## Start Exercise input

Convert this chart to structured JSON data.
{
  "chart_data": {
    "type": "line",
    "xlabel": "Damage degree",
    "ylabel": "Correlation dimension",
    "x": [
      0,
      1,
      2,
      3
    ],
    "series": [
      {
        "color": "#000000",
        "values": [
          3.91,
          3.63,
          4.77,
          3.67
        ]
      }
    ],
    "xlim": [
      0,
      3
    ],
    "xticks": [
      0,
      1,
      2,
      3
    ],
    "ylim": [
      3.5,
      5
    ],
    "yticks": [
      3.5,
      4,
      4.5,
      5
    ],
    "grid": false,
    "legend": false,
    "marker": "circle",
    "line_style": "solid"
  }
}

## End Exercise input

| Your goal |
From the listing above, reproduce all the lines exactly.

| Task solution |
Convert this chart to structured JSON data.
{
  "chart_data": {
    "type": "line",
    "xlabel": "Damage degree",
    "ylabel": "Correlation dimension",
    "x": [
      0,
      1,
      2,
      3
    ],
    "series": [
      {
        "color": "#000000",
        "values": [
          3.91,
          3.63,
          4.77,
          3.67
        ]
      }
    ],
    "xlim": [
      0,
      3
    ],
    "xticks": [
      0,
      1,
      2,
      3
    ],
    "ylim": [
      3.5,
      5
    ],
    "yticks": [
      3.5,
      4,
      4.5,
      5
    ],
    "grid": false,
    "legend": false,
    "marker": "circle",
    "line_style": "solid"
  }
}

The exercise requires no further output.